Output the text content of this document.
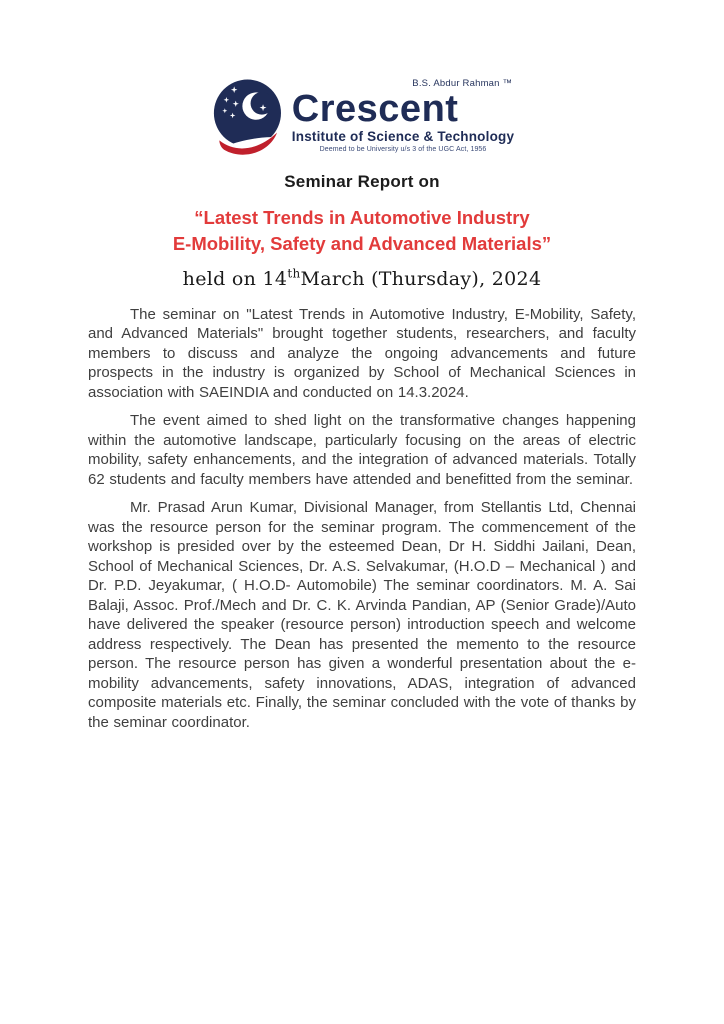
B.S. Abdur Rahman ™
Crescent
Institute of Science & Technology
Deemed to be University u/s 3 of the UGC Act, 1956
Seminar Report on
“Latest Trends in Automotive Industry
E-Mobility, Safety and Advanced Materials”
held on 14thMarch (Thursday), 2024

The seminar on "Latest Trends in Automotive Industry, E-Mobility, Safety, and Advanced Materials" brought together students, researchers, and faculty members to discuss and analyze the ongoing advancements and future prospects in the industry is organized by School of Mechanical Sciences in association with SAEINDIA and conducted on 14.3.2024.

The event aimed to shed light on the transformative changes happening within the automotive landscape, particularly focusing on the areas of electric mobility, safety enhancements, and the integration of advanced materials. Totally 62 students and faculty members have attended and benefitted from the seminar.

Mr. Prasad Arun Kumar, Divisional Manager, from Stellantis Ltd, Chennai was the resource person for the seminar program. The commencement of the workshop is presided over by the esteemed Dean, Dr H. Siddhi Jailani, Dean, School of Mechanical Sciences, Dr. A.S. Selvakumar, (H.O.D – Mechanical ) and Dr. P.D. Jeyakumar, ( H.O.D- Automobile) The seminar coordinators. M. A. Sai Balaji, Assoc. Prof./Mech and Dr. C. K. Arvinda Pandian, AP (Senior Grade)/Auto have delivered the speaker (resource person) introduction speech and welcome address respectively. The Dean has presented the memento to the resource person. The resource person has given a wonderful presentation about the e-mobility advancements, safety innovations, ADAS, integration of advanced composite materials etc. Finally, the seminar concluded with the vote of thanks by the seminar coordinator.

□ □ □ □ □ □ □

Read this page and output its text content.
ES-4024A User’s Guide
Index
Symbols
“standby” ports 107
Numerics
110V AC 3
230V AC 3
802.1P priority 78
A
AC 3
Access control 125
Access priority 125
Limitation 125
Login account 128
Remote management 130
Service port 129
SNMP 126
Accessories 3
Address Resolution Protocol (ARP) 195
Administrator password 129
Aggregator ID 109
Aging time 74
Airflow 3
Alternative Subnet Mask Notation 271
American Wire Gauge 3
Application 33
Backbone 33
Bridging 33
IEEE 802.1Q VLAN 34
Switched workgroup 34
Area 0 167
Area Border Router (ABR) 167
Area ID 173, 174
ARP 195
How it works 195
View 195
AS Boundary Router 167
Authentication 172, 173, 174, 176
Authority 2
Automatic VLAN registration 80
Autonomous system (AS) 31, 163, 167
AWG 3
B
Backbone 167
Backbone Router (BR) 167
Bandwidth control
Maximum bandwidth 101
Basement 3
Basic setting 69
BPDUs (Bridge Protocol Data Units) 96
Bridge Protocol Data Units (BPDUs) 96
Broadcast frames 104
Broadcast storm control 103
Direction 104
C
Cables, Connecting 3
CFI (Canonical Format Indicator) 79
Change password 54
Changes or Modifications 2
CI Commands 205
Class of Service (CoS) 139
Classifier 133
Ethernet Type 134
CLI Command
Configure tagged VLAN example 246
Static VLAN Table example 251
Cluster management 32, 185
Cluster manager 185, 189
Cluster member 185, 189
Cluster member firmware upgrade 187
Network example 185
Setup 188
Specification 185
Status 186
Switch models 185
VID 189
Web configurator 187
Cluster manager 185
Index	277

□ □ □ □ □ □ □

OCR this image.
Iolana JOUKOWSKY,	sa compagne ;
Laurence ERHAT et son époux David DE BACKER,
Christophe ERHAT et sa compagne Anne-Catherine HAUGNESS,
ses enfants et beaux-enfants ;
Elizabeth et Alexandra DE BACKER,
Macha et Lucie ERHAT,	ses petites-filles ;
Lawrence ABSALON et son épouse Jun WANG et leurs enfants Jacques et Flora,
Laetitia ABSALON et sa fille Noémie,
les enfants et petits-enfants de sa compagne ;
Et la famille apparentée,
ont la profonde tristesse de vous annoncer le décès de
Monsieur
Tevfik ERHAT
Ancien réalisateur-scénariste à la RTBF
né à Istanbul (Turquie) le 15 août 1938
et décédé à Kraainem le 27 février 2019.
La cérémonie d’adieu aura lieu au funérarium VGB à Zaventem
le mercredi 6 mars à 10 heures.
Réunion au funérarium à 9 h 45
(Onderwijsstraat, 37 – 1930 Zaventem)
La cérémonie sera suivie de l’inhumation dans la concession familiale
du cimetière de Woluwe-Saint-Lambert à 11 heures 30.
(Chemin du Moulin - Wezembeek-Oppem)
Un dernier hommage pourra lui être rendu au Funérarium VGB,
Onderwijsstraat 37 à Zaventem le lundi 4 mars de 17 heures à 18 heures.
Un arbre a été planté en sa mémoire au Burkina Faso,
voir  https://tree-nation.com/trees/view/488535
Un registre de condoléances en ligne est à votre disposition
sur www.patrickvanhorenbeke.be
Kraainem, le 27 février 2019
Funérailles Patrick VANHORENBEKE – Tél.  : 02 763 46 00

□ □ □ □ □ □ □

GIVEN REQUEST:
Copy out all lines that carry the word "ABSALON".

RESPONSE TO THIS EXERCISE:
Lawrence ABSALON et son épouse Jun WANG et leurs enfants Jacques et Flora,
Laetitia ABSALON et sa fille Noémie,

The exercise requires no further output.